# The tasks:
a - In the passage on fraudulent deeds, reproduce the text word for word, starting at "Here, then, there" and ending at "least concern him.".
b - Condense the paragraph of the passage on fraudulent deeds that begins "Here, then, there is no privity" into a shorter version that keeps its main facts.
c - According to the passage on fraudulent deeds, what effect does fraud have on contracts?

# Text segment:
= = = = = = =
But if the case was one of palpable fraud, it would not follow that the deed was void in the sense of being absolutely null. Fraud renders contracts voidable rather than void. They may be confirmed by subsequent transactions, (Russell v. Abbott, 13 N. H. Rep. 475,) and, of course, are not void for all purposes and as to every body. They may be avoided by the party defrauded, and by those who hold his rights, but not by others. Russell v. Abbott, *54413 N. H. Rep. 475; Jones v. Bryant, 13 N. H. Rep. 53; Bank v. Gregg, 14 N. H. Rep. 331; Bradley v. Obear, 10 N. H. Rep. 477; Ayeres v. Hewitt, 19 Maine Rep. (1 Ap.) 281; Mattrawan Co. v. Bentley, 13 Barb. 641.

Here, then, there is no privity between the defendant and the plaintiff’s grantor, and the defendant has no right to contest the validity of the conveyance with which the grantor himself is satisfied, or as to which the case shows no desire of the grantor to set it aside. If the defendant’s father had executed to his son a deed of this property, it would probably have the double effect of setting aside and avoiding his deed to the plaintiff, if fraud can be shown, and of placing the defendant in a position to contest the plaintiff’s title. At present he appears as a mere stranger, raising a question as to fraud in a matter which does notin the least concern him.
= = = = = = =
# Source material:
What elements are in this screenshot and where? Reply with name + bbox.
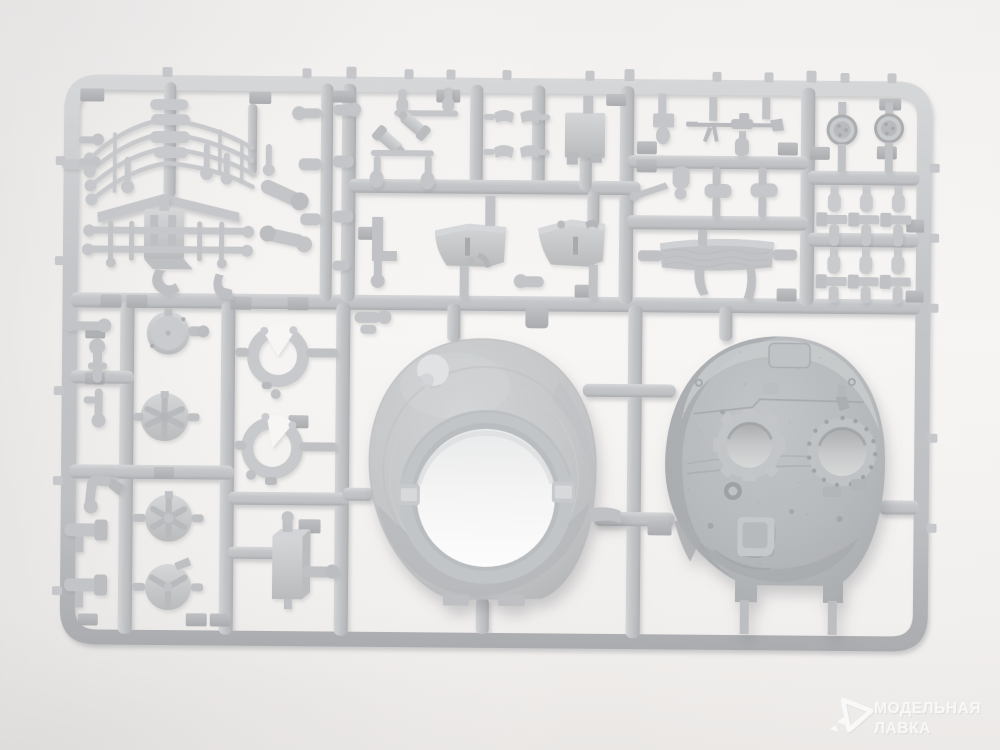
= = = = = = =
# Answers to each task:
a -
Here, then, there is no privity between the defendant and the plaintiff’s grantor, and the defendant has no right to contest the validity of the conveyance with which the grantor himself is satisfied, or as to which the case shows no desire of the grantor to set it aside. If the defendant’s father had executed to his son a deed of this property, it would probably have the double effect of setting aside and avoiding his deed to the plaintiff, if fraud can be shown, and of placing the defendant in a position to contest the plaintiff’s title. At present he appears as a mere stranger, raising a question as to fraud in a matter which does notin the least concern him.

b - The defendant has no privity with the plaintiff's grantor. He therefore cannot contest a conveyance that the grantor accepts and shows no wish to set aside. If the defendant's father had deeded the property to his son, that deed would probably void the earlier deed to the plaintiff, if fraud could be shown, and would let the defendant challenge the plaintiff's title. As things stand, the defendant is a mere stranger raising fraud in a matter that does not concern him.

c - Fraud renders contracts voidable rather than void.